**WORK INSTRUCTIONS**
Reproduce every line of the following data verbatim, with no alterations or omissions.

**DATA**
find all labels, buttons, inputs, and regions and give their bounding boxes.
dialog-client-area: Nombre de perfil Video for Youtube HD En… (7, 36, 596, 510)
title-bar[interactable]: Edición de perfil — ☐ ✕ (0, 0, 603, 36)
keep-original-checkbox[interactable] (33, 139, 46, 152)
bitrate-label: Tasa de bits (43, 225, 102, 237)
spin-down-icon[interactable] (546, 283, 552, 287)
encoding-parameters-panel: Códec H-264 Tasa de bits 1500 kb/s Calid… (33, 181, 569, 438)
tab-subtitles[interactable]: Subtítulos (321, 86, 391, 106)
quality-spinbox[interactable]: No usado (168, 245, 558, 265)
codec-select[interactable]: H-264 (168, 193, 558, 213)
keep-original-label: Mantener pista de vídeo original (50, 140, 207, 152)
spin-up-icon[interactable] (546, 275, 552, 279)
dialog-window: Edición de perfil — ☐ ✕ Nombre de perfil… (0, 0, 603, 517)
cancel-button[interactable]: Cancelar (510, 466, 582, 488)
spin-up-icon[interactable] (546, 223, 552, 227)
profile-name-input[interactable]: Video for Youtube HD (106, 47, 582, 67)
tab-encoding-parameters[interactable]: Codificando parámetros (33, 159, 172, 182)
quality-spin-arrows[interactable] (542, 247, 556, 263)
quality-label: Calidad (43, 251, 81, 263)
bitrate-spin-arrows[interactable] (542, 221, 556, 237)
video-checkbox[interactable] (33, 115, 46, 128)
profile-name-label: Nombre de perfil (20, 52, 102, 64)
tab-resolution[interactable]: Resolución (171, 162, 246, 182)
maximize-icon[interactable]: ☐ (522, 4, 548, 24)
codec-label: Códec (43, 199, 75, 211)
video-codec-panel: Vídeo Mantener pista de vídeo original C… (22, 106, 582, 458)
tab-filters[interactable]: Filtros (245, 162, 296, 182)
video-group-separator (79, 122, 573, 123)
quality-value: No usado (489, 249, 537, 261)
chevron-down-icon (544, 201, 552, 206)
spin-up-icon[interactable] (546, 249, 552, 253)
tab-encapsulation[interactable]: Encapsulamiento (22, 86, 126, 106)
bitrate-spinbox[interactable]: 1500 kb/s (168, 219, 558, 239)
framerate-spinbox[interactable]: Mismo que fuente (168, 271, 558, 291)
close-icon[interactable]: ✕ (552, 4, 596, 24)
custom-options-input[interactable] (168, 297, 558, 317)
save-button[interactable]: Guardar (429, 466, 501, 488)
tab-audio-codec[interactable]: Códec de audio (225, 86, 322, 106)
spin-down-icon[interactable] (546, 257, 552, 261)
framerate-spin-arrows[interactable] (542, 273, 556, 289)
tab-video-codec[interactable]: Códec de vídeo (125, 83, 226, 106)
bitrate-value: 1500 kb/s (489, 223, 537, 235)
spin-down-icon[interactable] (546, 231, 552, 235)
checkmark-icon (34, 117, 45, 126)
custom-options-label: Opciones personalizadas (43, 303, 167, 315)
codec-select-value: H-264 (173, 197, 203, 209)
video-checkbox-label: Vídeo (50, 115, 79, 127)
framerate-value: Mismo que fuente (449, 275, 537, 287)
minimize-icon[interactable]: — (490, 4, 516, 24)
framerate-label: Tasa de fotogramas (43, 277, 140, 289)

**COMPLETE RESPONSE**
find all labels, buttons, inputs, and regions and give their bounding boxes.
dialog-client-area: Nombre de perfil Video for Youtube HD En… (7, 36, 596, 510)
title-bar[interactable]: Edición de perfil — ☐ ✕ (0, 0, 603, 36)
keep-original-checkbox[interactable] (33, 139, 46, 152)
bitrate-label: Tasa de bits (43, 225, 102, 237)
spin-down-icon[interactable] (546, 283, 552, 287)
encoding-parameters-panel: Códec H-264 Tasa de bits 1500 kb/s Calid… (33, 181, 569, 438)
tab-subtitles[interactable]: Subtítulos (321, 86, 391, 106)
quality-spinbox[interactable]: No usado (168, 245, 558, 265)
codec-select[interactable]: H-264 (168, 193, 558, 213)
keep-original-label: Mantener pista de vídeo original (50, 140, 207, 152)
spin-up-icon[interactable] (546, 275, 552, 279)
dialog-window: Edición de perfil — ☐ ✕ Nombre de perfil… (0, 0, 603, 517)
cancel-button[interactable]: Cancelar (510, 466, 582, 488)
spin-up-icon[interactable] (546, 223, 552, 227)
profile-name-input[interactable]: Video for Youtube HD (106, 47, 582, 67)
tab-encoding-parameters[interactable]: Codificando parámetros (33, 159, 172, 182)
quality-spin-arrows[interactable] (542, 247, 556, 263)
quality-label: Calidad (43, 251, 81, 263)
bitrate-spin-arrows[interactable] (542, 221, 556, 237)
video-checkbox[interactable] (33, 115, 46, 128)
profile-name-label: Nombre de perfil (20, 52, 102, 64)
tab-resolution[interactable]: Resolución (171, 162, 246, 182)
maximize-icon[interactable]: ☐ (522, 4, 548, 24)
codec-label: Códec (43, 199, 75, 211)
video-codec-panel: Vídeo Mantener pista de vídeo original C… (22, 106, 582, 458)
tab-filters[interactable]: Filtros (245, 162, 296, 182)
video-group-separator (79, 122, 573, 123)
quality-value: No usado (489, 249, 537, 261)
chevron-down-icon (544, 201, 552, 206)
spin-up-icon[interactable] (546, 249, 552, 253)
tab-encapsulation[interactable]: Encapsulamiento (22, 86, 126, 106)
bitrate-spinbox[interactable]: 1500 kb/s (168, 219, 558, 239)
framerate-spinbox[interactable]: Mismo que fuente (168, 271, 558, 291)
close-icon[interactable]: ✕ (552, 4, 596, 24)
custom-options-input[interactable] (168, 297, 558, 317)
save-button[interactable]: Guardar (429, 466, 501, 488)
tab-audio-codec[interactable]: Códec de audio (225, 86, 322, 106)
spin-down-icon[interactable] (546, 257, 552, 261)
framerate-spin-arrows[interactable] (542, 273, 556, 289)
tab-video-codec[interactable]: Códec de vídeo (125, 83, 226, 106)
bitrate-value: 1500 kb/s (489, 223, 537, 235)
spin-down-icon[interactable] (546, 231, 552, 235)
checkmark-icon (34, 117, 45, 126)
custom-options-label: Opciones personalizadas (43, 303, 167, 315)
codec-select-value: H-264 (173, 197, 203, 209)
video-checkbox-label: Vídeo (50, 115, 79, 127)
framerate-value: Mismo que fuente (449, 275, 537, 287)
minimize-icon[interactable]: — (490, 4, 516, 24)
framerate-label: Tasa de fotogramas (43, 277, 140, 289)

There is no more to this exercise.